Reproduce every record exactly as it appears, but not the pictures.

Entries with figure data
- - -
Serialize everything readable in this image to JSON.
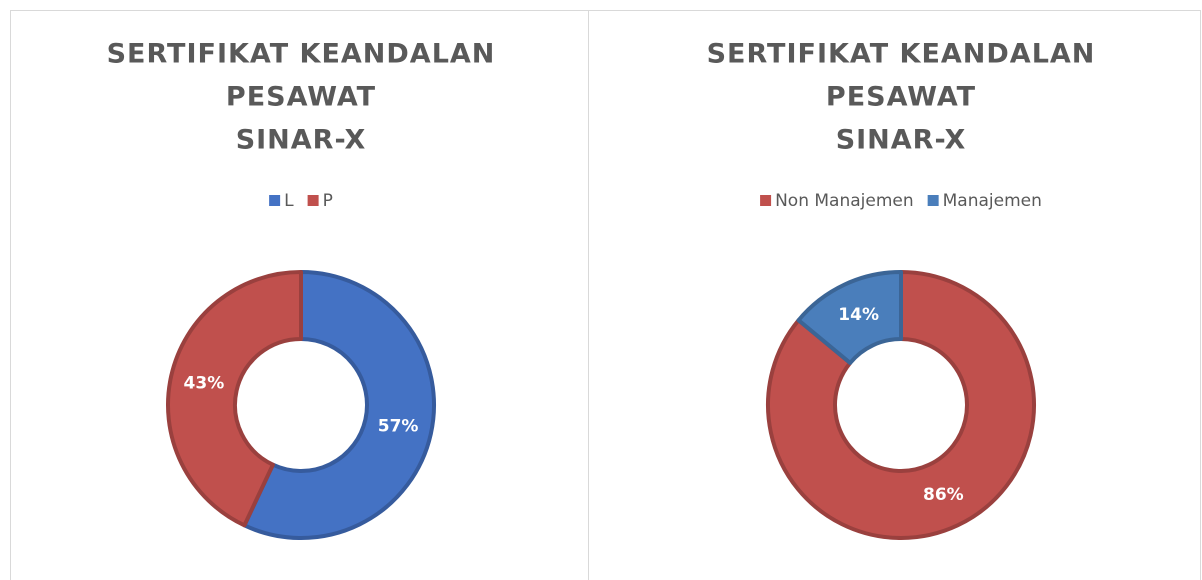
{
  "chart_data": [
    {
      "type": "donut",
      "title": [
        "SERTIFIKAT KEANDALAN",
        "PESAWAT",
        "SINAR-X"
      ],
      "categories": [
        "L",
        "P"
      ],
      "values": [
        57,
        43
      ],
      "value_labels": [
        "57%",
        "43%"
      ],
      "colors": [
        "#4472c4",
        "#c0504d"
      ],
      "legend": "top"
    },
    {
      "type": "donut",
      "title": [
        "SERTIFIKAT KEANDALAN",
        "PESAWAT",
        "SINAR-X"
      ],
      "categories": [
        "Non Manajemen",
        "Manajemen"
      ],
      "values": [
        86,
        14
      ],
      "value_labels": [
        "86%",
        "14%"
      ],
      "colors": [
        "#c0504d",
        "#4a7ebb"
      ],
      "legend": "top"
    }
  ]
}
- - -
**SOLUTION FOR THIS TASK**
Serialize everything readable in this image to JSON.
{
  "chart_data": [
    {
      "type": "donut",
      "title": [
        "SERTIFIKAT KEANDALAN",
        "PESAWAT",
        "SINAR-X"
      ],
      "categories": [
        "L",
        "P"
      ],
      "values": [
        57,
        43
      ],
      "value_labels": [
        "57%",
        "43%"
      ],
      "colors": [
        "#4472c4",
        "#c0504d"
      ],
      "legend": "top"
    },
    {
      "type": "donut",
      "title": [
        "SERTIFIKAT KEANDALAN",
        "PESAWAT",
        "SINAR-X"
      ],
      "categories": [
        "Non Manajemen",
        "Manajemen"
      ],
      "values": [
        86,
        14
      ],
      "value_labels": [
        "86%",
        "14%"
      ],
      "colors": [
        "#c0504d",
        "#4a7ebb"
      ],
      "legend": "top"
    }
  ]
}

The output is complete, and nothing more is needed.